===== PROVIDED ENTRIES =====
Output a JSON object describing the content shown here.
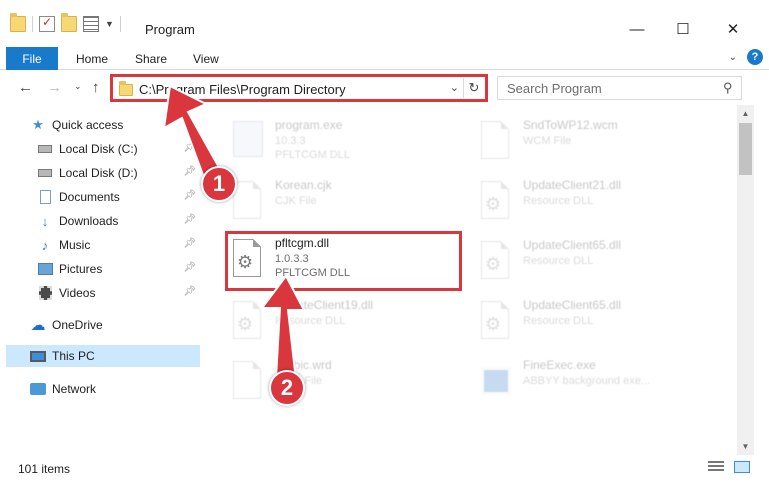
{
  "window": {
    "title": "Program",
    "controls": {
      "minimize": "—",
      "maximize": "☐",
      "close": "✕"
    }
  },
  "ribbon": {
    "tabs": [
      "File",
      "Home",
      "Share",
      "View"
    ],
    "help": "?"
  },
  "address": {
    "path": "C:\\Program Files\\Program Directory",
    "search_placeholder": "Search Program"
  },
  "sidebar": {
    "quick_access": "Quick access",
    "items": [
      {
        "label": "Local Disk (C:)",
        "icon": "disk-icon"
      },
      {
        "label": "Local Disk (D:)",
        "icon": "disk-icon"
      },
      {
        "label": "Documents",
        "icon": "documents-icon"
      },
      {
        "label": "Downloads",
        "icon": "downloads-icon"
      },
      {
        "label": "Music",
        "icon": "music-icon"
      },
      {
        "label": "Pictures",
        "icon": "pictures-icon"
      },
      {
        "label": "Videos",
        "icon": "videos-icon"
      }
    ],
    "onedrive": "OneDrive",
    "this_pc": "This PC",
    "network": "Network"
  },
  "files": [
    {
      "name": "program.exe",
      "line1": "10.3.3",
      "line2": "PFLTCGM DLL",
      "icon": "exe-icon"
    },
    {
      "name": "SndToWP12.wcm",
      "line1": "WCM File",
      "line2": "",
      "icon": "document-icon"
    },
    {
      "name": "Korean.cjk",
      "line1": "CJK File",
      "line2": "",
      "icon": "document-icon"
    },
    {
      "name": "UpdateClient21.dll",
      "line1": "Resource DLL",
      "line2": "",
      "icon": "dll-gear-icon"
    },
    {
      "name": "pfltcgm.dll",
      "line1": "1.0.3.3",
      "line2": "PFLTCGM DLL",
      "icon": "dll-gear-icon"
    },
    {
      "name": "UpdateClient65.dll",
      "line1": "Resource DLL",
      "line2": "",
      "icon": "dll-gear-icon"
    },
    {
      "name": "UpdateClient19.dll",
      "line1": "Resource DLL",
      "line2": "",
      "icon": "dll-gear-icon"
    },
    {
      "name": "UpdateClient65.dll",
      "line1": "Resource DLL",
      "line2": "",
      "icon": "dll-gear-icon"
    },
    {
      "name": "Arabic.wrd",
      "line1": "WRD File",
      "line2": "",
      "icon": "document-icon"
    },
    {
      "name": "FineExec.exe",
      "line1": "ABBYY background exe...",
      "line2": "",
      "icon": "app-icon"
    }
  ],
  "status": {
    "item_count": "101 items"
  },
  "annotations": {
    "step1": "1",
    "step2": "2",
    "color": "#d9363e"
  }
}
=====
- [WHAT NEEDS TO BE DONE]
Examine the listing and say how many of its lines contain the string "name". Give the number alone.

- [TASK OUTPUT]
10